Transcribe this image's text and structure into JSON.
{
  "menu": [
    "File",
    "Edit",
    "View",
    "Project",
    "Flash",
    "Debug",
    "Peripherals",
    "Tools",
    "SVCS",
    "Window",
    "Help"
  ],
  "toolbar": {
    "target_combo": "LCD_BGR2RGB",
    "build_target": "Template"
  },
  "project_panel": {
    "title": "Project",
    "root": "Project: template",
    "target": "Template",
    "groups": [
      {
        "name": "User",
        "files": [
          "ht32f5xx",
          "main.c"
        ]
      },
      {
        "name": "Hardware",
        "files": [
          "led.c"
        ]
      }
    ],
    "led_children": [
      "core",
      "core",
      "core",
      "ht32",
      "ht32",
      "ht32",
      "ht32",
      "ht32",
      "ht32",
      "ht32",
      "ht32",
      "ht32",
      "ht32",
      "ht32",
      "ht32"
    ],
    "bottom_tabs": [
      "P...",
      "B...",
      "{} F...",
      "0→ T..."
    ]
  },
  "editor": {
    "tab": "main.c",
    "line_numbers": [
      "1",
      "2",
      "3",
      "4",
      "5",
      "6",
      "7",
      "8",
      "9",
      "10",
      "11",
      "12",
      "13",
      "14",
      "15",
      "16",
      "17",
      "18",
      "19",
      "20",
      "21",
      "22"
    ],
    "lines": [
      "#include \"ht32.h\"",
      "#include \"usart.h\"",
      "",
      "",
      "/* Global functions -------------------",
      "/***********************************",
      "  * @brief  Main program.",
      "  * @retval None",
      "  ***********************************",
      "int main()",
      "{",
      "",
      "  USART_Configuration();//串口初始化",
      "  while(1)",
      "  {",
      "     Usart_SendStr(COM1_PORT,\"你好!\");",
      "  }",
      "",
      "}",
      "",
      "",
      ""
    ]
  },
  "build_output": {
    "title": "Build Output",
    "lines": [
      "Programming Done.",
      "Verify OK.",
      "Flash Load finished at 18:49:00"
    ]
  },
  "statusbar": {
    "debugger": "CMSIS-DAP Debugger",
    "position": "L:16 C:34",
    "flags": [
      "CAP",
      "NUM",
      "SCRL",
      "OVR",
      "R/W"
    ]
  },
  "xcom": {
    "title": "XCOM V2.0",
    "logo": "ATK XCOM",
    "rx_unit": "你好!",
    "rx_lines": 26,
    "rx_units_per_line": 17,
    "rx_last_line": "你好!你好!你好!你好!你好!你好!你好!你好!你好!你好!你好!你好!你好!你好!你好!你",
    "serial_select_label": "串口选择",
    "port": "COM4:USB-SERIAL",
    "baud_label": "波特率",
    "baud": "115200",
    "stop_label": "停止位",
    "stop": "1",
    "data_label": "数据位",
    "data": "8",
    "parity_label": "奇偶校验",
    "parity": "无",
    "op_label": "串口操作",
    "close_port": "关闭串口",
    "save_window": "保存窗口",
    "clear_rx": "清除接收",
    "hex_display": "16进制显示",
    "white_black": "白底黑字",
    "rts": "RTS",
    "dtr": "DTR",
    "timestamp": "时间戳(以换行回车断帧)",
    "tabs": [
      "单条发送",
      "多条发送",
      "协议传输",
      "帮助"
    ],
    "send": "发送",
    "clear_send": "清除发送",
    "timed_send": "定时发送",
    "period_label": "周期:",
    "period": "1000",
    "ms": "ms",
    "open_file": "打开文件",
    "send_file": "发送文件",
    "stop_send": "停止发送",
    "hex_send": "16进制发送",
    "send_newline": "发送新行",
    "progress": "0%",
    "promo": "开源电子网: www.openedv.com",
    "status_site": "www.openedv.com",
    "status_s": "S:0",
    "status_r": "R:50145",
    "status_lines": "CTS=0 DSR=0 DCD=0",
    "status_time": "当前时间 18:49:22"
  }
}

# # # #

■ Aim of the exercise: Retype all the material above precisely, with no line left out.

■ Correct result:
Transcribe this image's text and structure into JSON.
{
  "menu": [
    "File",
    "Edit",
    "View",
    "Project",
    "Flash",
    "Debug",
    "Peripherals",
    "Tools",
    "SVCS",
    "Window",
    "Help"
  ],
  "toolbar": {
    "target_combo": "LCD_BGR2RGB",
    "build_target": "Template"
  },
  "project_panel": {
    "title": "Project",
    "root": "Project: template",
    "target": "Template",
    "groups": [
      {
        "name": "User",
        "files": [
          "ht32f5xx",
          "main.c"
        ]
      },
      {
        "name": "Hardware",
        "files": [
          "led.c"
        ]
      }
    ],
    "led_children": [
      "core",
      "core",
      "core",
      "ht32",
      "ht32",
      "ht32",
      "ht32",
      "ht32",
      "ht32",
      "ht32",
      "ht32",
      "ht32",
      "ht32",
      "ht32",
      "ht32"
    ],
    "bottom_tabs": [
      "P...",
      "B...",
      "{} F...",
      "0→ T..."
    ]
  },
  "editor": {
    "tab": "main.c",
    "line_numbers": [
      "1",
      "2",
      "3",
      "4",
      "5",
      "6",
      "7",
      "8",
      "9",
      "10",
      "11",
      "12",
      "13",
      "14",
      "15",
      "16",
      "17",
      "18",
      "19",
      "20",
      "21",
      "22"
    ],
    "lines": [
      "#include \"ht32.h\"",
      "#include \"usart.h\"",
      "",
      "",
      "/* Global functions -------------------",
      "/***********************************",
      "  * @brief  Main program.",
      "  * @retval None",
      "  ***********************************",
      "int main()",
      "{",
      "",
      "  USART_Configuration();//串口初始化",
      "  while(1)",
      "  {",
      "     Usart_SendStr(COM1_PORT,\"你好!\");",
      "  }",
      "",
      "}",
      "",
      "",
      ""
    ]
  },
  "build_output": {
    "title": "Build Output",
    "lines": [
      "Programming Done.",
      "Verify OK.",
      "Flash Load finished at 18:49:00"
    ]
  },
  "statusbar": {
    "debugger": "CMSIS-DAP Debugger",
    "position": "L:16 C:34",
    "flags": [
      "CAP",
      "NUM",
      "SCRL",
      "OVR",
      "R/W"
    ]
  },
  "xcom": {
    "title": "XCOM V2.0",
    "logo": "ATK XCOM",
    "rx_unit": "你好!",
    "rx_lines": 26,
    "rx_units_per_line": 17,
    "rx_last_line": "你好!你好!你好!你好!你好!你好!你好!你好!你好!你好!你好!你好!你好!你好!你好!你",
    "serial_select_label": "串口选择",
    "port": "COM4:USB-SERIAL",
    "baud_label": "波特率",
    "baud": "115200",
    "stop_label": "停止位",
    "stop": "1",
    "data_label": "数据位",
    "data": "8",
    "parity_label": "奇偶校验",
    "parity": "无",
    "op_label": "串口操作",
    "close_port": "关闭串口",
    "save_window": "保存窗口",
    "clear_rx": "清除接收",
    "hex_display": "16进制显示",
    "white_black": "白底黑字",
    "rts": "RTS",
    "dtr": "DTR",
    "timestamp": "时间戳(以换行回车断帧)",
    "tabs": [
      "单条发送",
      "多条发送",
      "协议传输",
      "帮助"
    ],
    "send": "发送",
    "clear_send": "清除发送",
    "timed_send": "定时发送",
    "period_label": "周期:",
    "period": "1000",
    "ms": "ms",
    "open_file": "打开文件",
    "send_file": "发送文件",
    "stop_send": "停止发送",
    "hex_send": "16进制发送",
    "send_newline": "发送新行",
    "progress": "0%",
    "promo": "开源电子网: www.openedv.com",
    "status_site": "www.openedv.com",
    "status_s": "S:0",
    "status_r": "R:50145",
    "status_lines": "CTS=0 DSR=0 DCD=0",
    "status_time": "当前时间 18:49:22"
  }
}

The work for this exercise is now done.